--- Rows from a dataset ---
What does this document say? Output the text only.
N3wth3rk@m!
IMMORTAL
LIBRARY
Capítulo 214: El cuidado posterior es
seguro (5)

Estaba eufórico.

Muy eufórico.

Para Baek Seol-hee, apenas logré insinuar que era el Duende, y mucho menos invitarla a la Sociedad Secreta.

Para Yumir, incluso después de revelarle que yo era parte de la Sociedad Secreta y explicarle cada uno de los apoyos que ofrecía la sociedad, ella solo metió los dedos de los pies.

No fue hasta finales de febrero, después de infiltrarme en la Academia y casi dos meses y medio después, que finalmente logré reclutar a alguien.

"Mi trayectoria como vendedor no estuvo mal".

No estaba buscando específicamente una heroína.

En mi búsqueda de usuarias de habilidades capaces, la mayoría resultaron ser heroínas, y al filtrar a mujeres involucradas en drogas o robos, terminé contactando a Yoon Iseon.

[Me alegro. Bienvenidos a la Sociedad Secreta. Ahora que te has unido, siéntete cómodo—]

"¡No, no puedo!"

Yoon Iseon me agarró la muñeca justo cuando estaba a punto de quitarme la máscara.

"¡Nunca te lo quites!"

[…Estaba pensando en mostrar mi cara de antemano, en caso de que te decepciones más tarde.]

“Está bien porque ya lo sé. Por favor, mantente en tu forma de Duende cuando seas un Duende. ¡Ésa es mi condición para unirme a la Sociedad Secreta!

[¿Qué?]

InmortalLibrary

--- Goal ---
Above are records; say how many of their lines contain the word "Iseon", giving only the number.

--- Answer to the exercise ---
2